(Rows from a dataset)
§ §

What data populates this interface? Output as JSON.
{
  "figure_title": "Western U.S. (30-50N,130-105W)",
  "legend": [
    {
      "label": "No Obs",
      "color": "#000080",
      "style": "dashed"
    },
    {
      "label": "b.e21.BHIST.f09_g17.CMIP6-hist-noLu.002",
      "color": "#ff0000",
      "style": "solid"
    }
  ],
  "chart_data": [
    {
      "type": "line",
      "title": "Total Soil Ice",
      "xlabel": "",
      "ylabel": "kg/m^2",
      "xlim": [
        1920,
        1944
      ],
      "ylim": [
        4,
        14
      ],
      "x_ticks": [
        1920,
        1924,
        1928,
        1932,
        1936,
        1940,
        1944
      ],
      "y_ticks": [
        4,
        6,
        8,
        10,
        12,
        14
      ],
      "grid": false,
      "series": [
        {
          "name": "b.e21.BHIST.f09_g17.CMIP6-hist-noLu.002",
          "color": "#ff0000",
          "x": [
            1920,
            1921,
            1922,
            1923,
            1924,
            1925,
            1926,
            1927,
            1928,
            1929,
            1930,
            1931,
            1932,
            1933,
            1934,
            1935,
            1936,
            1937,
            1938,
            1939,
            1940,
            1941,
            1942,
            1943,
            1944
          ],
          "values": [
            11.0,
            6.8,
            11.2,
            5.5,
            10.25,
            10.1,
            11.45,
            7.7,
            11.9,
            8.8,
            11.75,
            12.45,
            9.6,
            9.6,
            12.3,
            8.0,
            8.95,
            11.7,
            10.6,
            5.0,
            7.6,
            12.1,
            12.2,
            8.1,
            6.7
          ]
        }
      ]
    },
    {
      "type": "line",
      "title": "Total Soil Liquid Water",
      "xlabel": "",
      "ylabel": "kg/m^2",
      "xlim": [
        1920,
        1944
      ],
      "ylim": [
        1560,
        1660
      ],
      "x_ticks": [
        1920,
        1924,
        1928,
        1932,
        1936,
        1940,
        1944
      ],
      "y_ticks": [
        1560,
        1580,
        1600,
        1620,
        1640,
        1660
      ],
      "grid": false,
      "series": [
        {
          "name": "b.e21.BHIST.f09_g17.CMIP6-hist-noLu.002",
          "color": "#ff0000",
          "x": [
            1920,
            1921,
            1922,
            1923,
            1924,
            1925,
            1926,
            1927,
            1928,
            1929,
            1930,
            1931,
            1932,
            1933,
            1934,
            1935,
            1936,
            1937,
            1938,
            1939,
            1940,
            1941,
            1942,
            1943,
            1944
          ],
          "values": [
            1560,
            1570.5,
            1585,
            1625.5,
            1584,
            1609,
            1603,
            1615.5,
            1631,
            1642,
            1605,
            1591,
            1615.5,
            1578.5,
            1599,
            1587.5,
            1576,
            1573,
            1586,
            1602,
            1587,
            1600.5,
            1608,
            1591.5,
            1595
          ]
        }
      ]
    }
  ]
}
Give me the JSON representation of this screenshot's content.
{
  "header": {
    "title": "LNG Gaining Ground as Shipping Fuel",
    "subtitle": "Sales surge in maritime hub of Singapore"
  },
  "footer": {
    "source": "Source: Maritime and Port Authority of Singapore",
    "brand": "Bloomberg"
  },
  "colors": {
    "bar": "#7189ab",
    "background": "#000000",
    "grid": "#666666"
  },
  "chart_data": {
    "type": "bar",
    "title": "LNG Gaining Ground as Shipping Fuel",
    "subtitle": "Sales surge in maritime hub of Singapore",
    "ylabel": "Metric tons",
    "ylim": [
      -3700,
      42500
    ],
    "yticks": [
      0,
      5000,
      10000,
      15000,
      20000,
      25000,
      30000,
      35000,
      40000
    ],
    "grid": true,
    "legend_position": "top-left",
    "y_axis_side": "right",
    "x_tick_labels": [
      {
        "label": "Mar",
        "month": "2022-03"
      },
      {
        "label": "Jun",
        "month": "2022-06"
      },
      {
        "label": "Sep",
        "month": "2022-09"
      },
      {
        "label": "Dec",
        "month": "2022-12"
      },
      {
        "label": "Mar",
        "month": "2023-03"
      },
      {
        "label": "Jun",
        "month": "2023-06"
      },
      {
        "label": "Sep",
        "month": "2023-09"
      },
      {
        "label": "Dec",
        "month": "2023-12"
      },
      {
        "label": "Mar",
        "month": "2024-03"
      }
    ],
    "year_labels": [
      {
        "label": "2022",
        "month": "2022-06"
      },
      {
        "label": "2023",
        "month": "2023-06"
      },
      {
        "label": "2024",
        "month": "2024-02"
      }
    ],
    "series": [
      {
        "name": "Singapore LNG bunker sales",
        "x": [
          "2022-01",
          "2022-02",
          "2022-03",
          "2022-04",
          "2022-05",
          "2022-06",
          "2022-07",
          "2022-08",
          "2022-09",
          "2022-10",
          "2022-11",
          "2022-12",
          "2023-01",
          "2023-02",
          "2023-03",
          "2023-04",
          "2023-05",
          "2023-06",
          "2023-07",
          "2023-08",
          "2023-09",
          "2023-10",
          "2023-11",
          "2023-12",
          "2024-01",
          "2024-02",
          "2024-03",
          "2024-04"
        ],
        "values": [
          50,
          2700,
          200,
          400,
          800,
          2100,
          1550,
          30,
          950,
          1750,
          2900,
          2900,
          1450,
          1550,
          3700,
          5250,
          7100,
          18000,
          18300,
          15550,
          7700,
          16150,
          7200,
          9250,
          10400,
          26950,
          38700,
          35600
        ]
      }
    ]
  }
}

§ §

- _Given task_: Among the lines of the data above, determine how many contain the word "month". Report the number alone.

- _Worked answer_: 12